-- SHORT PROBLEM --
Print the entries below in their entirety, exactly as they are written.

-- Data entries --
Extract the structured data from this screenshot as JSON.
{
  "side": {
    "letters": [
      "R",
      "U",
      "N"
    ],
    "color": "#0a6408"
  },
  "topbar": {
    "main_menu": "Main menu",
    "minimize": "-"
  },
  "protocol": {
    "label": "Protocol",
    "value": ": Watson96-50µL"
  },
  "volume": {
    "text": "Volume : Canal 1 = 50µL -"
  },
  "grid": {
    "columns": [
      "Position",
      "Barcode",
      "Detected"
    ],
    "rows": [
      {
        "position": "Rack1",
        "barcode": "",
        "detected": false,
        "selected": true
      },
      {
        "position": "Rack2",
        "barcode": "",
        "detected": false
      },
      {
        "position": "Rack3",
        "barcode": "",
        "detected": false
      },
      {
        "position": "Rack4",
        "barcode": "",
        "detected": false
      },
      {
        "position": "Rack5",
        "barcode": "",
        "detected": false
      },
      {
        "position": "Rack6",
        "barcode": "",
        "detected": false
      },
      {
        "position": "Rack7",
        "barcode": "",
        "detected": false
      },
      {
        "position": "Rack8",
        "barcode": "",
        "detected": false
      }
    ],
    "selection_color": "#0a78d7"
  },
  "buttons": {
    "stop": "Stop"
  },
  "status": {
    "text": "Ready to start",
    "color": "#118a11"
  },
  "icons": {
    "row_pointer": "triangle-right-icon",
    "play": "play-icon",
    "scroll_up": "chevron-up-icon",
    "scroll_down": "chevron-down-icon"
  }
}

-- RESULT OF THE EXERCISE --
Extract the structured data from this screenshot as JSON.
{
  "side": {
    "letters": [
      "R",
      "U",
      "N"
    ],
    "color": "#0a6408"
  },
  "topbar": {
    "main_menu": "Main menu",
    "minimize": "-"
  },
  "protocol": {
    "label": "Protocol",
    "value": ": Watson96-50µL"
  },
  "volume": {
    "text": "Volume : Canal 1 = 50µL -"
  },
  "grid": {
    "columns": [
      "Position",
      "Barcode",
      "Detected"
    ],
    "rows": [
      {
        "position": "Rack1",
        "barcode": "",
        "detected": false,
        "selected": true
      },
      {
        "position": "Rack2",
        "barcode": "",
        "detected": false
      },
      {
        "position": "Rack3",
        "barcode": "",
        "detected": false
      },
      {
        "position": "Rack4",
        "barcode": "",
        "detected": false
      },
      {
        "position": "Rack5",
        "barcode": "",
        "detected": false
      },
      {
        "position": "Rack6",
        "barcode": "",
        "detected": false
      },
      {
        "position": "Rack7",
        "barcode": "",
        "detected": false
      },
      {
        "position": "Rack8",
        "barcode": "",
        "detected": false
      }
    ],
    "selection_color": "#0a78d7"
  },
  "buttons": {
    "stop": "Stop"
  },
  "status": {
    "text": "Ready to start",
    "color": "#118a11"
  },
  "icons": {
    "row_pointer": "triangle-right-icon",
    "play": "play-icon",
    "scroll_up": "chevron-up-icon",
    "scroll_down": "chevron-down-icon"
  }
}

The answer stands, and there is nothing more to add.